AVAILABLE DATA:
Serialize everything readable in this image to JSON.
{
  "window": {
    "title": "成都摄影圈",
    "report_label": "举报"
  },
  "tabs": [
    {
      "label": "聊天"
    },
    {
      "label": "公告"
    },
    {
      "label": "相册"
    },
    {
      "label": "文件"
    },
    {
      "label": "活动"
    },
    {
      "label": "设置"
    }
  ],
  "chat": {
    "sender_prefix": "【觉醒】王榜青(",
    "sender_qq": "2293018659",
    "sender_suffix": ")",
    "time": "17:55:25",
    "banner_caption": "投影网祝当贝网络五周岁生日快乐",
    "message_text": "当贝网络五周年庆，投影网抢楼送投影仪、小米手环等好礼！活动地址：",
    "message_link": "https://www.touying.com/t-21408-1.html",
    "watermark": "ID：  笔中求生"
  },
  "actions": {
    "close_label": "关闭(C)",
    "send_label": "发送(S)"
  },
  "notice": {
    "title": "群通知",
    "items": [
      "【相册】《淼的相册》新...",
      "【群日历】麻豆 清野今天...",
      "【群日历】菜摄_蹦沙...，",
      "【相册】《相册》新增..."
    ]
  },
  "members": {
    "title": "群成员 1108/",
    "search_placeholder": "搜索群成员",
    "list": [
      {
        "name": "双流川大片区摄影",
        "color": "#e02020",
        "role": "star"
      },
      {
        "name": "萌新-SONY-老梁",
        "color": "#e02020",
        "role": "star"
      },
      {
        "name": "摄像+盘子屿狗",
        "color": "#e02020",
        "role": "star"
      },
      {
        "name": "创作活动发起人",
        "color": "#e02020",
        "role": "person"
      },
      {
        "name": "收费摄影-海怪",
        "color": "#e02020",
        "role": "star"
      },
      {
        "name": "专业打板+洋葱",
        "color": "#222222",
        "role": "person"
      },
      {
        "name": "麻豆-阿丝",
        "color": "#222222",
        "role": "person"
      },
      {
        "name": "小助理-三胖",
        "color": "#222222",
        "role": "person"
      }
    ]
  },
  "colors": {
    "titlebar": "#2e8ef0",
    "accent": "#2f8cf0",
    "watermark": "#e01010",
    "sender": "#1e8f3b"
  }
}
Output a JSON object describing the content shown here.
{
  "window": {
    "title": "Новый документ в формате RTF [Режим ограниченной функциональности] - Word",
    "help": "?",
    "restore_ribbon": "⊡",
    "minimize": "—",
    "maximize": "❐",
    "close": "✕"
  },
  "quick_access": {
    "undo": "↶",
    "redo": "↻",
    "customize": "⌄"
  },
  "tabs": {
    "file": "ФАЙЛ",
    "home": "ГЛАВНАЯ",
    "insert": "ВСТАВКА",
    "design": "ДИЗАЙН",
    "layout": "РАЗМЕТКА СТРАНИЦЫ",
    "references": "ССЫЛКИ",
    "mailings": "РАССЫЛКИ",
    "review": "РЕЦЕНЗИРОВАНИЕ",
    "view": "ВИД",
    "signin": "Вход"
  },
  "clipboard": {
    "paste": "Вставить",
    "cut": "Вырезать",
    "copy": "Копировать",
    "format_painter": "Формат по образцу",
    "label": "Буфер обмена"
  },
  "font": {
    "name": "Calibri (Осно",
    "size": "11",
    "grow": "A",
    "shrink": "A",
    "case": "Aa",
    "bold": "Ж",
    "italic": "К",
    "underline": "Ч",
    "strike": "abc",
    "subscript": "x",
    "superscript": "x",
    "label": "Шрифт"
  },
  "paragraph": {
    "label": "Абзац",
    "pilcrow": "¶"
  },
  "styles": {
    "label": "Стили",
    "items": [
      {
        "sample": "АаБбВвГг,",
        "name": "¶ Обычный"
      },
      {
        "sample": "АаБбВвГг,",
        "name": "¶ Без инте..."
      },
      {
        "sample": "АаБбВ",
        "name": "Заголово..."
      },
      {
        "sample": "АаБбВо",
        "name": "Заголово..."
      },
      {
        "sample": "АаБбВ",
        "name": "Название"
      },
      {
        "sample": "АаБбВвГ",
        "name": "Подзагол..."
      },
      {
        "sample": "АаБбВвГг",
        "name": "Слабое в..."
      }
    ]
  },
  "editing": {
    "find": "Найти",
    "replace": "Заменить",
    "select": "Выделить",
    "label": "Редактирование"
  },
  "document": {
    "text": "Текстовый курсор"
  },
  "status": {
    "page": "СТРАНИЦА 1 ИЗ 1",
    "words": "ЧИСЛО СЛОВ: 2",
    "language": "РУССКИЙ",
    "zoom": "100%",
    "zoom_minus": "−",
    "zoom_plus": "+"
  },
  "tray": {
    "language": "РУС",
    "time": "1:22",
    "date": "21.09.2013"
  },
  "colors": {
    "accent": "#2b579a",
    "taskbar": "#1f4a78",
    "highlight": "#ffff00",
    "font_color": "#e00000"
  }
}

SET PROBLEM:
Extract each line of the listing above, copying it word for word.

RESULT OF THE TASK:
Serialize everything readable in this image to JSON.
{
  "window": {
    "title": "成都摄影圈",
    "report_label": "举报"
  },
  "tabs": [
    {
      "label": "聊天"
    },
    {
      "label": "公告"
    },
    {
      "label": "相册"
    },
    {
      "label": "文件"
    },
    {
      "label": "活动"
    },
    {
      "label": "设置"
    }
  ],
  "chat": {
    "sender_prefix": "【觉醒】王榜青(",
    "sender_qq": "2293018659",
    "sender_suffix": ")",
    "time": "17:55:25",
    "banner_caption": "投影网祝当贝网络五周岁生日快乐",
    "message_text": "当贝网络五周年庆，投影网抢楼送投影仪、小米手环等好礼！活动地址：",
    "message_link": "https://www.touying.com/t-21408-1.html",
    "watermark": "ID：  笔中求生"
  },
  "actions": {
    "close_label": "关闭(C)",
    "send_label": "发送(S)"
  },
  "notice": {
    "title": "群通知",
    "items": [
      "【相册】《淼的相册》新...",
      "【群日历】麻豆 清野今天...",
      "【群日历】菜摄_蹦沙...，",
      "【相册】《相册》新增..."
    ]
  },
  "members": {
    "title": "群成员 1108/",
    "search_placeholder": "搜索群成员",
    "list": [
      {
        "name": "双流川大片区摄影",
        "color": "#e02020",
        "role": "star"
      },
      {
        "name": "萌新-SONY-老梁",
        "color": "#e02020",
        "role": "star"
      },
      {
        "name": "摄像+盘子屿狗",
        "color": "#e02020",
        "role": "star"
      },
      {
        "name": "创作活动发起人",
        "color": "#e02020",
        "role": "person"
      },
      {
        "name": "收费摄影-海怪",
        "color": "#e02020",
        "role": "star"
      },
      {
        "name": "专业打板+洋葱",
        "color": "#222222",
        "role": "person"
      },
      {
        "name": "麻豆-阿丝",
        "color": "#222222",
        "role": "person"
      },
      {
        "name": "小助理-三胖",
        "color": "#222222",
        "role": "person"
      }
    ]
  },
  "colors": {
    "titlebar": "#2e8ef0",
    "accent": "#2f8cf0",
    "watermark": "#e01010",
    "sender": "#1e8f3b"
  }
}
Output a JSON object describing the content shown here.
{
  "window": {
    "title": "Новый документ в формате RTF [Режим ограниченной функциональности] - Word",
    "help": "?",
    "restore_ribbon": "⊡",
    "minimize": "—",
    "maximize": "❐",
    "close": "✕"
  },
  "quick_access": {
    "undo": "↶",
    "redo": "↻",
    "customize": "⌄"
  },
  "tabs": {
    "file": "ФАЙЛ",
    "home": "ГЛАВНАЯ",
    "insert": "ВСТАВКА",
    "design": "ДИЗАЙН",
    "layout": "РАЗМЕТКА СТРАНИЦЫ",
    "references": "ССЫЛКИ",
    "mailings": "РАССЫЛКИ",
    "review": "РЕЦЕНЗИРОВАНИЕ",
    "view": "ВИД",
    "signin": "Вход"
  },
  "clipboard": {
    "paste": "Вставить",
    "cut": "Вырезать",
    "copy": "Копировать",
    "format_painter": "Формат по образцу",
    "label": "Буфер обмена"
  },
  "font": {
    "name": "Calibri (Осно",
    "size": "11",
    "grow": "A",
    "shrink": "A",
    "case": "Aa",
    "bold": "Ж",
    "italic": "К",
    "underline": "Ч",
    "strike": "abc",
    "subscript": "x",
    "superscript": "x",
    "label": "Шрифт"
  },
  "paragraph": {
    "label": "Абзац",
    "pilcrow": "¶"
  },
  "styles": {
    "label": "Стили",
    "items": [
      {
        "sample": "АаБбВвГг,",
        "name": "¶ Обычный"
      },
      {
        "sample": "АаБбВвГг,",
        "name": "¶ Без инте..."
      },
      {
        "sample": "АаБбВ",
        "name": "Заголово..."
      },
      {
        "sample": "АаБбВо",
        "name": "Заголово..."
      },
      {
        "sample": "АаБбВ",
        "name": "Название"
      },
      {
        "sample": "АаБбВвГ",
        "name": "Подзагол..."
      },
      {
        "sample": "АаБбВвГг",
        "name": "Слабое в..."
      }
    ]
  },
  "editing": {
    "find": "Найти",
    "replace": "Заменить",
    "select": "Выделить",
    "label": "Редактирование"
  },
  "document": {
    "text": "Текстовый курсор"
  },
  "status": {
    "page": "СТРАНИЦА 1 ИЗ 1",
    "words": "ЧИСЛО СЛОВ: 2",
    "language": "РУССКИЙ",
    "zoom": "100%",
    "zoom_minus": "−",
    "zoom_plus": "+"
  },
  "tray": {
    "language": "РУС",
    "time": "1:22",
    "date": "21.09.2013"
  },
  "colors": {
    "accent": "#2b579a",
    "taskbar": "#1f4a78",
    "highlight": "#ffff00",
    "font_color": "#e00000"
  }
}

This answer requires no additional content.